Entries taken from a collection:
--*--

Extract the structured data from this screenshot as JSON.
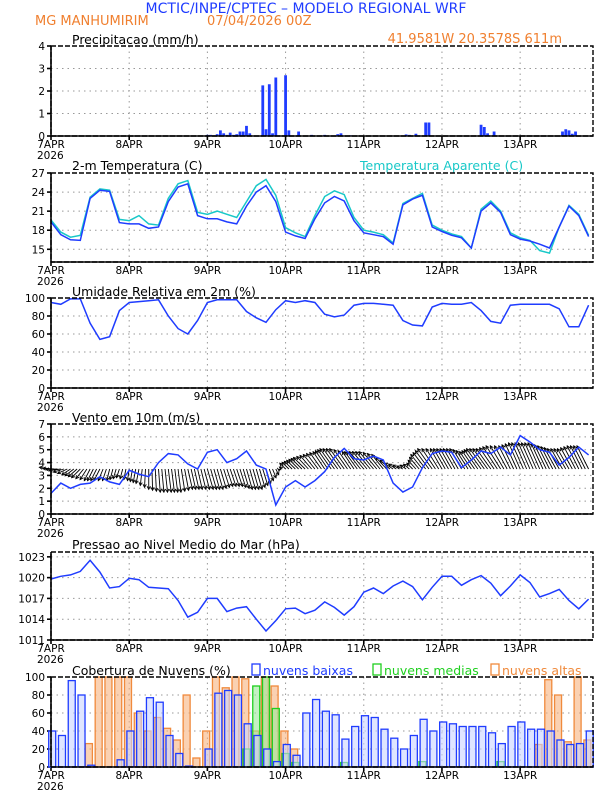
{
  "header": {
    "title": "MCTIC/INPE/CPTEC – MODELO REGIONAL WRF",
    "location": "MG MANHUMIRIM",
    "run": "07/04/2026 00Z",
    "coords": "41.9581W 20.3578S 611m"
  },
  "colors": {
    "blue": "#1f3cff",
    "cyan": "#18c8c8",
    "green": "#1fd01f",
    "orange": "#f08a3c",
    "title": "#1f3cff",
    "accent": "#f08030"
  },
  "chart_data": [
    {
      "id": "precip",
      "type": "bar",
      "title": "Precipitacao (mm/h)",
      "x_unit": "hours since 07APR2026 00Z",
      "x_days": [
        "7APR",
        "8APR",
        "9APR",
        "10APR",
        "11APR",
        "12APR",
        "13APR"
      ],
      "year": "2026",
      "ylim": [
        0,
        4
      ],
      "yticks": [
        0,
        1,
        2,
        3,
        4
      ],
      "grid": true,
      "points": [
        [
          48,
          0.05
        ],
        [
          49,
          0.05
        ],
        [
          50,
          0.03
        ],
        [
          51,
          0.08
        ],
        [
          52,
          0.25
        ],
        [
          53,
          0.12
        ],
        [
          54,
          0.05
        ],
        [
          55,
          0.15
        ],
        [
          56,
          0.05
        ],
        [
          57,
          0.08
        ],
        [
          58,
          0.2
        ],
        [
          59,
          0.2
        ],
        [
          60,
          0.45
        ],
        [
          61,
          0.12
        ],
        [
          65,
          2.25
        ],
        [
          66,
          0.3
        ],
        [
          67,
          2.3
        ],
        [
          68,
          0.12
        ],
        [
          69,
          2.6
        ],
        [
          72,
          2.7
        ],
        [
          73,
          0.25
        ],
        [
          76,
          0.2
        ],
        [
          80,
          0.05
        ],
        [
          84,
          0.05
        ],
        [
          88,
          0.08
        ],
        [
          89,
          0.12
        ],
        [
          92,
          0.03
        ],
        [
          109,
          0.07
        ],
        [
          110,
          0.05
        ],
        [
          112,
          0.1
        ],
        [
          115,
          0.6
        ],
        [
          116,
          0.6
        ],
        [
          132,
          0.5
        ],
        [
          133,
          0.4
        ],
        [
          134,
          0.12
        ],
        [
          136,
          0.2
        ],
        [
          157,
          0.2
        ],
        [
          158,
          0.3
        ],
        [
          159,
          0.25
        ],
        [
          160,
          0.1
        ],
        [
          161,
          0.2
        ]
      ]
    },
    {
      "id": "temp",
      "type": "line",
      "title": "2-m Temperatura (C)",
      "legend": "Temperatura Aparente (C)",
      "x_step_hours": 3,
      "ylim": [
        13,
        27
      ],
      "yticks": [
        15,
        18,
        21,
        24,
        27
      ],
      "grid": true,
      "series": [
        {
          "name": "2-m Temperatura (C)",
          "values": [
            19.3,
            17.3,
            16.5,
            16.4,
            23.0,
            24.3,
            24.1,
            19.2,
            19.0,
            19.0,
            18.3,
            18.5,
            22.5,
            24.8,
            25.3,
            20.3,
            19.8,
            19.8,
            19.3,
            19.0,
            21.8,
            24.0,
            25.0,
            22.5,
            17.7,
            17.1,
            16.7,
            19.8,
            22.3,
            23.3,
            22.6,
            19.5,
            17.6,
            17.3,
            17.0,
            15.8,
            22.0,
            22.9,
            23.5,
            18.5,
            17.8,
            17.2,
            16.8,
            15.2,
            21.0,
            22.3,
            20.8,
            17.3,
            16.6,
            16.3,
            15.8,
            15.2,
            18.5,
            21.8,
            20.3,
            17.0
          ]
        },
        {
          "name": "Temperatura Aparente (C)",
          "values": [
            19.6,
            17.7,
            16.9,
            17.2,
            23.2,
            24.5,
            24.3,
            19.7,
            19.5,
            20.3,
            19.0,
            18.8,
            23.0,
            25.3,
            25.8,
            20.8,
            20.5,
            21.0,
            20.5,
            20.0,
            22.5,
            25.0,
            26.0,
            23.5,
            18.4,
            17.6,
            17.0,
            20.3,
            23.3,
            24.2,
            23.6,
            20.0,
            18.0,
            17.7,
            17.3,
            16.0,
            22.2,
            23.0,
            23.8,
            18.8,
            18.0,
            17.4,
            17.0,
            15.2,
            21.3,
            22.6,
            21.0,
            17.6,
            16.8,
            16.4,
            14.8,
            14.4,
            18.5,
            21.9,
            20.5,
            17.2
          ]
        }
      ]
    },
    {
      "id": "rh",
      "type": "line",
      "title": "Umidade Relativa em 2m (%)",
      "x_step_hours": 3,
      "ylim": [
        0,
        100
      ],
      "yticks": [
        0,
        20,
        40,
        60,
        80,
        100
      ],
      "grid": true,
      "values": [
        95,
        93,
        99,
        99,
        72,
        54,
        57,
        86,
        95,
        96,
        97,
        98,
        80,
        66,
        60,
        75,
        95,
        98,
        98,
        98,
        85,
        78,
        73,
        87,
        97,
        95,
        97,
        95,
        82,
        79,
        81,
        92,
        94,
        94,
        93,
        92,
        75,
        70,
        69,
        90,
        94,
        93,
        93,
        95,
        86,
        74,
        72,
        92,
        93,
        93,
        93,
        93,
        88,
        68,
        68,
        92
      ]
    },
    {
      "id": "wind",
      "type": "line",
      "title": "Vento em 10m (m/s)",
      "x_step_hours": 3,
      "ylim": [
        0,
        7
      ],
      "yticks": [
        0,
        1,
        2,
        3,
        4,
        5,
        6,
        7
      ],
      "grid": true,
      "vector_baseline": 3.5,
      "speed": [
        1.6,
        2.4,
        2.0,
        2.3,
        2.4,
        2.9,
        2.5,
        2.3,
        3.4,
        3.1,
        2.9,
        4.0,
        4.7,
        4.6,
        3.9,
        3.5,
        4.8,
        5.0,
        4.0,
        4.3,
        4.9,
        3.8,
        3.5,
        0.7,
        2.1,
        2.6,
        2.1,
        2.6,
        3.3,
        4.4,
        5.1,
        4.3,
        4.2,
        4.5,
        4.2,
        2.4,
        1.7,
        2.1,
        3.6,
        4.7,
        4.9,
        4.8,
        3.6,
        4.2,
        4.9,
        4.7,
        5.2,
        4.6,
        6.1,
        5.6,
        5.0,
        4.8,
        3.8,
        4.4,
        5.2,
        4.6
      ],
      "u": [
        -2,
        -2,
        -1.5,
        -1.5,
        -1,
        -1,
        -0.5,
        -0.5,
        -0.3,
        -0.5,
        0,
        0.3,
        0.5,
        0.5,
        0.8,
        0.8,
        1,
        1,
        1,
        1,
        1,
        1,
        0.8,
        0.5,
        -1,
        -1.5,
        -2,
        -2,
        -2,
        -2.5,
        -2.5,
        -2,
        -2.5,
        -2.5,
        -2,
        -1.5,
        -1,
        -1,
        -2,
        -2.5,
        -2,
        -2,
        -2,
        -2,
        -2.5,
        -2.5,
        -2.5,
        -2,
        -2,
        -2,
        -2,
        -2,
        -2,
        -2,
        -2,
        -2
      ],
      "v": [
        0.3,
        -0.3,
        -1,
        -1.5,
        -2,
        -2,
        -2,
        -1.5,
        -2,
        -2.5,
        -3.5,
        -4,
        -4,
        -4,
        -3.5,
        -3.5,
        -3.5,
        -3.5,
        -3,
        -3,
        -3.5,
        -3.5,
        -2.5,
        -1,
        1,
        1.5,
        2,
        2.5,
        3,
        3.5,
        3.5,
        3,
        3,
        3,
        2.5,
        1,
        0.5,
        1,
        2.5,
        3.5,
        3.5,
        3.5,
        3.5,
        3,
        3.5,
        3.5,
        4,
        4,
        4.5,
        4.5,
        4.5,
        4,
        3.5,
        3.5,
        4,
        4
      ]
    },
    {
      "id": "pres",
      "type": "line",
      "title": "Pressao ao Nivel Medio do Mar (hPa)",
      "x_step_hours": 3,
      "ylim": [
        1011,
        1023.7
      ],
      "yticks": [
        1011,
        1014,
        1017,
        1020,
        1023
      ],
      "grid": true,
      "values": [
        1019.8,
        1020.2,
        1020.4,
        1020.9,
        1022.5,
        1020.8,
        1018.5,
        1018.7,
        1019.9,
        1019.7,
        1018.6,
        1018.5,
        1018.4,
        1016.7,
        1014.3,
        1015.0,
        1017.0,
        1017.0,
        1015.1,
        1015.6,
        1015.8,
        1014.0,
        1012.3,
        1013.8,
        1015.5,
        1015.6,
        1014.8,
        1015.3,
        1016.5,
        1015.7,
        1014.6,
        1015.8,
        1017.9,
        1018.5,
        1017.7,
        1018.8,
        1019.5,
        1018.7,
        1016.8,
        1018.6,
        1020.2,
        1020.2,
        1018.9,
        1019.7,
        1020.3,
        1019.2,
        1017.4,
        1018.8,
        1020.4,
        1019.3,
        1017.2,
        1017.7,
        1018.3,
        1016.7,
        1015.5,
        1016.9
      ]
    },
    {
      "id": "cloud",
      "type": "bar",
      "title": "Cobertura de Nuvens (%)",
      "x_step_hours": 3,
      "ylim": [
        0,
        100
      ],
      "yticks": [
        0,
        20,
        40,
        60,
        80,
        100
      ],
      "grid": true,
      "series": [
        {
          "name": "nuvens altas",
          "values": [
            0,
            0,
            0,
            0,
            26,
            100,
            100,
            100,
            100,
            60,
            40,
            55,
            43,
            30,
            80,
            10,
            40,
            100,
            88,
            100,
            98,
            40,
            100,
            90,
            40,
            20,
            0,
            0,
            0,
            0,
            0,
            0,
            0,
            0,
            0,
            0,
            0,
            0,
            0,
            0,
            0,
            0,
            0,
            0,
            0,
            0,
            0,
            0,
            0,
            0,
            25,
            97,
            80,
            28,
            100,
            30
          ]
        },
        {
          "name": "nuvens medias",
          "values": [
            0,
            0,
            0,
            0,
            0,
            0,
            0,
            0,
            0,
            0,
            0,
            0,
            0,
            0,
            0,
            0,
            0,
            0,
            0,
            0,
            20,
            90,
            100,
            65,
            15,
            5,
            0,
            0,
            0,
            0,
            5,
            0,
            0,
            0,
            0,
            0,
            0,
            0,
            6,
            0,
            0,
            0,
            0,
            0,
            0,
            0,
            6,
            0,
            0,
            0,
            0,
            0,
            0,
            0,
            0,
            0
          ]
        },
        {
          "name": "nuvens baixas",
          "values": [
            40,
            35,
            96,
            80,
            2,
            0,
            0,
            8,
            40,
            62,
            77,
            72,
            35,
            15,
            1,
            0,
            20,
            82,
            85,
            80,
            48,
            35,
            20,
            6,
            25,
            13,
            60,
            75,
            62,
            58,
            31,
            45,
            57,
            55,
            42,
            32,
            20,
            35,
            53,
            40,
            50,
            48,
            45,
            45,
            45,
            38,
            26,
            45,
            50,
            42,
            42,
            40,
            30,
            25,
            26,
            40
          ]
        }
      ]
    }
  ]
}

--*--

**Directive**
Select every line of the material above holding the word "Temperatura" and copy it.

**Expected answer**
      "title": "2-m Temperatura (C)",
      "legend": "Temperatura Aparente (C)",
          "name": "2-m Temperatura (C)",
          "name": "Temperatura Aparente (C)",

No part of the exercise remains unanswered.